BEGIN ENTRIES PROVIDED

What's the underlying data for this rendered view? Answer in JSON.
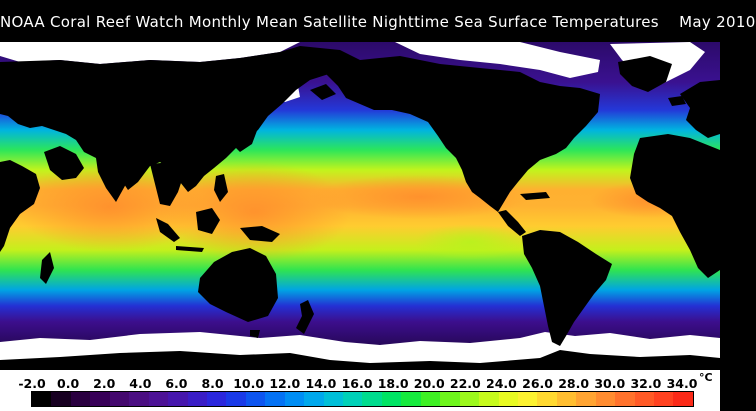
{
  "title": "NOAA Coral Reef Watch Monthly Mean Satellite Nighttime Sea Surface Temperatures    May 2010",
  "legend": {
    "ticks": [
      "-2.0",
      "0.0",
      "2.0",
      "4.0",
      "6.0",
      "8.0",
      "10.0",
      "12.0",
      "14.0",
      "16.0",
      "18.0",
      "20.0",
      "22.0",
      "24.0",
      "26.0",
      "28.0",
      "30.0",
      "32.0",
      "34.0"
    ],
    "unit": "°C",
    "colors": [
      "#000000",
      "#170021",
      "#2a0040",
      "#380058",
      "#44086e",
      "#4b0e82",
      "#4d1296",
      "#4616ad",
      "#3a1dc6",
      "#2b27dd",
      "#1a3ae8",
      "#0d55f0",
      "#0472f4",
      "#008ef4",
      "#00a8ec",
      "#00bfd8",
      "#00d1b8",
      "#00dc8e",
      "#00e464",
      "#16ea3e",
      "#3ef024",
      "#6ef51c",
      "#9cf81c",
      "#c6fa1c",
      "#e8fa22",
      "#fcf230",
      "#ffd930",
      "#ffbe30",
      "#ffa432",
      "#ff8c30",
      "#ff722c",
      "#ff5a26",
      "#ff4220",
      "#fb2a18"
    ]
  },
  "map": {
    "land_color": "#000000",
    "ice_color": "#ffffff",
    "sst_gradient": [
      {
        "lat": 90,
        "color": "#2c0a6a"
      },
      {
        "lat": 62,
        "color": "#3a1190"
      },
      {
        "lat": 48,
        "color": "#2438d8"
      },
      {
        "lat": 38,
        "color": "#00b4e0"
      },
      {
        "lat": 28,
        "color": "#2ce65a"
      },
      {
        "lat": 18,
        "color": "#c2f41c"
      },
      {
        "lat": 8,
        "color": "#ffb030"
      },
      {
        "lat": 0,
        "color": "#ffb232"
      },
      {
        "lat": -10,
        "color": "#ffcc30"
      },
      {
        "lat": -22,
        "color": "#c4f01c"
      },
      {
        "lat": -32,
        "color": "#30e450"
      },
      {
        "lat": -42,
        "color": "#00a4e4"
      },
      {
        "lat": -50,
        "color": "#2430d4"
      },
      {
        "lat": -58,
        "color": "#3c0e8c"
      },
      {
        "lat": -70,
        "color": "#260858"
      }
    ]
  }
}
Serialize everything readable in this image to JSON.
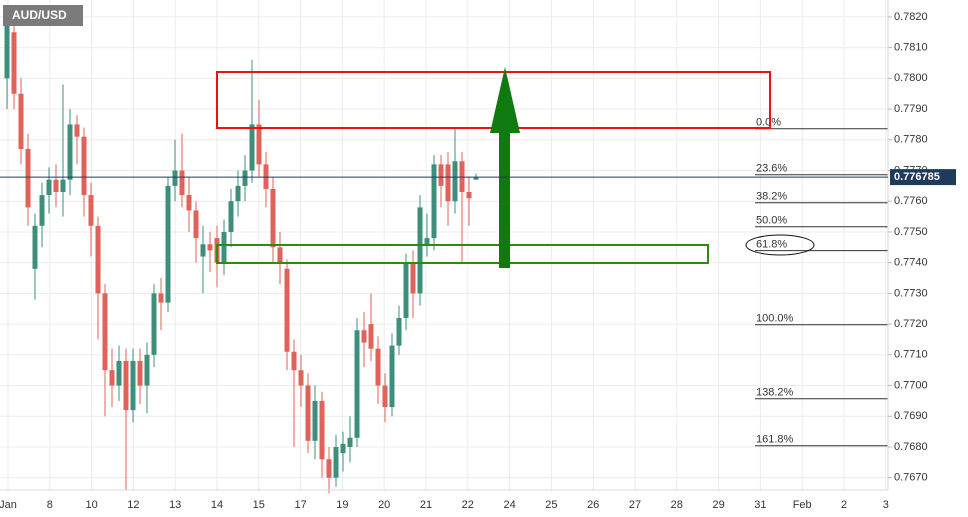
{
  "chart_data": {
    "type": "candlestick",
    "title": "AUD/USD",
    "up_color": "#3d8f7b",
    "down_color": "#e0635b",
    "grid": true,
    "ylim": [
      0.7666,
      0.78255
    ],
    "yticks": [
      {
        "value": 0.767,
        "label": "0.7670"
      },
      {
        "value": 0.768,
        "label": "0.7680"
      },
      {
        "value": 0.769,
        "label": "0.7690"
      },
      {
        "value": 0.77,
        "label": "0.7700"
      },
      {
        "value": 0.771,
        "label": "0.7710"
      },
      {
        "value": 0.772,
        "label": "0.7720"
      },
      {
        "value": 0.773,
        "label": "0.7730"
      },
      {
        "value": 0.774,
        "label": "0.7740"
      },
      {
        "value": 0.775,
        "label": "0.7750"
      },
      {
        "value": 0.776,
        "label": "0.7760"
      },
      {
        "value": 0.777,
        "label": "0.7770"
      },
      {
        "value": 0.778,
        "label": "0.7780"
      },
      {
        "value": 0.779,
        "label": "0.7790"
      },
      {
        "value": 0.78,
        "label": "0.7800"
      },
      {
        "value": 0.781,
        "label": "0.7810"
      },
      {
        "value": 0.782,
        "label": "0.7820"
      }
    ],
    "x_labels": [
      "Jan",
      "8",
      "10",
      "12",
      "13",
      "14",
      "15",
      "17",
      "19",
      "20",
      "21",
      "22",
      "24",
      "25",
      "26",
      "27",
      "28",
      "29",
      "31",
      "Feb",
      "2",
      "3"
    ],
    "open": [
      0.78,
      0.7815,
      0.7795,
      0.7777,
      0.7738,
      0.7752,
      0.7762,
      0.7767,
      0.7763,
      0.7767,
      0.7785,
      0.7781,
      0.7762,
      0.7752,
      0.773,
      0.7705,
      0.77,
      0.7708,
      0.7692,
      0.7708,
      0.77,
      0.771,
      0.773,
      0.7727,
      0.7765,
      0.777,
      0.7762,
      0.7757,
      0.7742,
      0.7746,
      0.7748,
      0.774,
      0.775,
      0.776,
      0.7765,
      0.777,
      0.7785,
      0.7772,
      0.7764,
      0.7745,
      0.7738,
      0.7711,
      0.7705,
      0.77,
      0.7682,
      0.7695,
      0.7676,
      0.767,
      0.7678,
      0.768,
      0.7683,
      0.7718,
      0.772,
      0.7712,
      0.77,
      0.7693,
      0.7713,
      0.7722,
      0.774,
      0.773,
      0.7746,
      0.7748,
      0.7772,
      0.7772,
      0.776,
      0.7773,
      0.7763,
      0.7767
    ],
    "high": [
      0.782,
      0.782,
      0.78,
      0.7782,
      0.7756,
      0.7766,
      0.7771,
      0.7772,
      0.7798,
      0.779,
      0.7788,
      0.7784,
      0.7766,
      0.7755,
      0.7733,
      0.7712,
      0.7713,
      0.7712,
      0.7712,
      0.7712,
      0.7714,
      0.7733,
      0.7735,
      0.7768,
      0.778,
      0.7782,
      0.7768,
      0.776,
      0.7752,
      0.775,
      0.7752,
      0.7754,
      0.7764,
      0.777,
      0.7775,
      0.7806,
      0.7793,
      0.7776,
      0.7768,
      0.775,
      0.7741,
      0.7715,
      0.771,
      0.7704,
      0.77,
      0.7698,
      0.768,
      0.7684,
      0.7685,
      0.769,
      0.7722,
      0.7724,
      0.773,
      0.7716,
      0.7704,
      0.7717,
      0.7726,
      0.7743,
      0.7744,
      0.7762,
      0.7756,
      0.7775,
      0.7775,
      0.7776,
      0.7784,
      0.7776,
      0.7768,
      0.7769
    ],
    "low": [
      0.779,
      0.779,
      0.7772,
      0.7752,
      0.7728,
      0.7745,
      0.7756,
      0.7758,
      0.7755,
      0.7762,
      0.7772,
      0.7755,
      0.7742,
      0.7715,
      0.769,
      0.7693,
      0.7695,
      0.7666,
      0.7688,
      0.7694,
      0.7691,
      0.7706,
      0.7718,
      0.7724,
      0.776,
      0.7758,
      0.775,
      0.774,
      0.773,
      0.7737,
      0.7732,
      0.7736,
      0.7745,
      0.7755,
      0.776,
      0.7766,
      0.7768,
      0.7758,
      0.774,
      0.7733,
      0.7705,
      0.768,
      0.7693,
      0.7678,
      0.7676,
      0.767,
      0.7665,
      0.7667,
      0.7672,
      0.7675,
      0.768,
      0.7706,
      0.7708,
      0.7694,
      0.7688,
      0.769,
      0.771,
      0.7718,
      0.7722,
      0.7726,
      0.7742,
      0.7744,
      0.7758,
      0.7752,
      0.7756,
      0.774,
      0.7752,
      0.7767
    ],
    "close": [
      0.7818,
      0.7795,
      0.7777,
      0.7758,
      0.7752,
      0.7762,
      0.7767,
      0.7763,
      0.7767,
      0.7785,
      0.7781,
      0.7762,
      0.7752,
      0.773,
      0.7705,
      0.77,
      0.7708,
      0.7692,
      0.7708,
      0.77,
      0.771,
      0.773,
      0.7727,
      0.7765,
      0.777,
      0.7762,
      0.7757,
      0.7748,
      0.7746,
      0.7744,
      0.774,
      0.775,
      0.776,
      0.7765,
      0.777,
      0.7785,
      0.7772,
      0.7764,
      0.7745,
      0.774,
      0.7711,
      0.7705,
      0.77,
      0.7682,
      0.7695,
      0.7676,
      0.767,
      0.768,
      0.7681,
      0.7683,
      0.7718,
      0.7714,
      0.7712,
      0.77,
      0.7693,
      0.7713,
      0.7722,
      0.774,
      0.773,
      0.7758,
      0.7748,
      0.7772,
      0.7765,
      0.776,
      0.7773,
      0.7763,
      0.7761,
      0.77678
    ],
    "current_price": 0.776785,
    "fib_levels": [
      {
        "label": "0.0%",
        "value": 0.77836
      },
      {
        "label": "23.6%",
        "value": 0.77686
      },
      {
        "label": "38.2%",
        "value": 0.77595
      },
      {
        "label": "50.0%",
        "value": 0.77517
      },
      {
        "label": "61.8%",
        "value": 0.77439
      },
      {
        "label": "100.0%",
        "value": 0.77198
      },
      {
        "label": "138.2%",
        "value": 0.76957
      },
      {
        "label": "161.8%",
        "value": 0.76804
      }
    ]
  }
}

END ENTRIES PROVIDED

Scan the material line by line and report each one that contains "title".

RESULT ::
  "title": "NOAA Coral Reef Watch Monthly Mean Satellite Nighttime Sea Surface Temperatures    May 2010",
    "title": "AUD/USD",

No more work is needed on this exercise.